----- Data provided -----

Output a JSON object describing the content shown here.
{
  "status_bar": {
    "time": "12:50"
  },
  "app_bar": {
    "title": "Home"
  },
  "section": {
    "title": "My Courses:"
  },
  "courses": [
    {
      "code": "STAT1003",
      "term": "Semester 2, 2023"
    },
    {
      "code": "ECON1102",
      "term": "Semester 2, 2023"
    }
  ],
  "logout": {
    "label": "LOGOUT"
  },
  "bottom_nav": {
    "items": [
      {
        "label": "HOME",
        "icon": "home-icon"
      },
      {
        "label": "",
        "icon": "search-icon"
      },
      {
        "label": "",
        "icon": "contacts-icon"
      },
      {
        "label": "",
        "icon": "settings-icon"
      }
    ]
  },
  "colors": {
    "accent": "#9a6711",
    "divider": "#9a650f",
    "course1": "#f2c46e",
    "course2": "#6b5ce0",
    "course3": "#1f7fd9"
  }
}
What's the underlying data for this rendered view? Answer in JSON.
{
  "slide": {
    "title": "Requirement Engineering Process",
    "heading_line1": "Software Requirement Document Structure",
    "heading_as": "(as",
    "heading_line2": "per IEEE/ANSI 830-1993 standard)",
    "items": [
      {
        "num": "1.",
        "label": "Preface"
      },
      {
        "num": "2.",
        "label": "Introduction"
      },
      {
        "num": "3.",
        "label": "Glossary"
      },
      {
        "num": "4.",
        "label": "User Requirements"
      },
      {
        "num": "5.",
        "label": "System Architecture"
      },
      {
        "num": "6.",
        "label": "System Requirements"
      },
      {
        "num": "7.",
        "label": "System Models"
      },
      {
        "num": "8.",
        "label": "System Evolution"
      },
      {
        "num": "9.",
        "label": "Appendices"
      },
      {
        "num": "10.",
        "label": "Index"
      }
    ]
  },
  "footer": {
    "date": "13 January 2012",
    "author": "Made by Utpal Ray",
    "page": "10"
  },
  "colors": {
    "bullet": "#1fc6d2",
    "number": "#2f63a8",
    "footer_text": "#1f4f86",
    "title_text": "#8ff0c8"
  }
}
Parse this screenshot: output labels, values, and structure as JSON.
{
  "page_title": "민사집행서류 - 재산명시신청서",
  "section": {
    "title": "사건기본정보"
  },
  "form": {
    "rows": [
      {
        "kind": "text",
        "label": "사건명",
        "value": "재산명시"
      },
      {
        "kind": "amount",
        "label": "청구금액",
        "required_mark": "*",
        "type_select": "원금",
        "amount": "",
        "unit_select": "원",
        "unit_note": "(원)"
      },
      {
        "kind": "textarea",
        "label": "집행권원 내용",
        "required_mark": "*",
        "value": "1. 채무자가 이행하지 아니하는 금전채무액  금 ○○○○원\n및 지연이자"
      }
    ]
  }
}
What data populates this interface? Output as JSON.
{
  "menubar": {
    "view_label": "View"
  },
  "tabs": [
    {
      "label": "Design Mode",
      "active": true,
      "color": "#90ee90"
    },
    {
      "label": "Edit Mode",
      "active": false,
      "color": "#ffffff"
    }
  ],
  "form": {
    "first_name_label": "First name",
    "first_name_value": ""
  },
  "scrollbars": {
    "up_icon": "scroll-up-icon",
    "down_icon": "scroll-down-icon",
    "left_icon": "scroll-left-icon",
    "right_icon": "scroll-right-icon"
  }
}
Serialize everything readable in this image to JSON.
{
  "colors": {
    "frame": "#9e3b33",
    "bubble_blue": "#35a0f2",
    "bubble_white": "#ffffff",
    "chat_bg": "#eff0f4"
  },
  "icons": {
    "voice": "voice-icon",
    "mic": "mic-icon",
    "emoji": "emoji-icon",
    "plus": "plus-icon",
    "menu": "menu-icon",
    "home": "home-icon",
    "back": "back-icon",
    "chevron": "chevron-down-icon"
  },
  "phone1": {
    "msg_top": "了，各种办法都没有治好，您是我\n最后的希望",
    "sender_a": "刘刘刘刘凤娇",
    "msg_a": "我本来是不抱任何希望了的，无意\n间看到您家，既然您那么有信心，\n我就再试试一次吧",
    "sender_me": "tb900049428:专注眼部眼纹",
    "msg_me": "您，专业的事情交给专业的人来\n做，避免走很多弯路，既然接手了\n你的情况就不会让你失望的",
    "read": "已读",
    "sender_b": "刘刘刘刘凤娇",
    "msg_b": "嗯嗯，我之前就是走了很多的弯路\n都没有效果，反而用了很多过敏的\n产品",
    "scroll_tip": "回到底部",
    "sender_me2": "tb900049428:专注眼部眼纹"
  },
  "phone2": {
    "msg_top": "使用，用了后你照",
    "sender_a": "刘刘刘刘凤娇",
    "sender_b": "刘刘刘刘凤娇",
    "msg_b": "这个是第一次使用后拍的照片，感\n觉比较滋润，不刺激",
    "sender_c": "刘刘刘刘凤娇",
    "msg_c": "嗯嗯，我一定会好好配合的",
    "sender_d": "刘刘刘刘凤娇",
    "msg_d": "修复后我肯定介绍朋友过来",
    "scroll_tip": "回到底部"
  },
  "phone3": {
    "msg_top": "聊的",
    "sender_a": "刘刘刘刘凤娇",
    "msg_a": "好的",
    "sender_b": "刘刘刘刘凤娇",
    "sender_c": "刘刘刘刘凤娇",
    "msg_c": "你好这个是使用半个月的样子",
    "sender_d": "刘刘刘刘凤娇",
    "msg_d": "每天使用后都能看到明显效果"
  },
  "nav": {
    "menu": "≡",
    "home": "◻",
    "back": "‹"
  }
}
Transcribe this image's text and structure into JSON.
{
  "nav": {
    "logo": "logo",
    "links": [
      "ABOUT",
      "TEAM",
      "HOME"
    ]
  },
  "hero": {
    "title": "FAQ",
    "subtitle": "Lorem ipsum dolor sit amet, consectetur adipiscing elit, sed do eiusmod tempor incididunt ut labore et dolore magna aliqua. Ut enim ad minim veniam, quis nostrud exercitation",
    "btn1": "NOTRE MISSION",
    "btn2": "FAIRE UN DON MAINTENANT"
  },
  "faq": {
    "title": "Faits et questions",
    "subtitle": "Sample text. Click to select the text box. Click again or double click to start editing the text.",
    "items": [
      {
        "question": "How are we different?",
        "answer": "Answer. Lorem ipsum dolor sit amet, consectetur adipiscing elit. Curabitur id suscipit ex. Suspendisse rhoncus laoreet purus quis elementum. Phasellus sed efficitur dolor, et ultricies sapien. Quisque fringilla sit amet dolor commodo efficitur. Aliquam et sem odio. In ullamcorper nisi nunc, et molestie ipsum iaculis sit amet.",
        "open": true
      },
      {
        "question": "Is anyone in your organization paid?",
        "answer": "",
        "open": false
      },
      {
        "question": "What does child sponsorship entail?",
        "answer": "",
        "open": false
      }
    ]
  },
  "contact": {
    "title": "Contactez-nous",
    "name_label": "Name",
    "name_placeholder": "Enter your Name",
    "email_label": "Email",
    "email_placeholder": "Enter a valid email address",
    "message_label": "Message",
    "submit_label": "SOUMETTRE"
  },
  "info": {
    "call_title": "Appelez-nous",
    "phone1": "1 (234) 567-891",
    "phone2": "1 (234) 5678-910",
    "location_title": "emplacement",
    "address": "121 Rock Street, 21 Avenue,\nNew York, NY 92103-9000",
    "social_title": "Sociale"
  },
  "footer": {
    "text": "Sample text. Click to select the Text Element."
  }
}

-----

Read the entries and select each line where the word "image" is found.

Serialize everything readable in this image to JSON.
Transcribe this image's text and structure into JSON.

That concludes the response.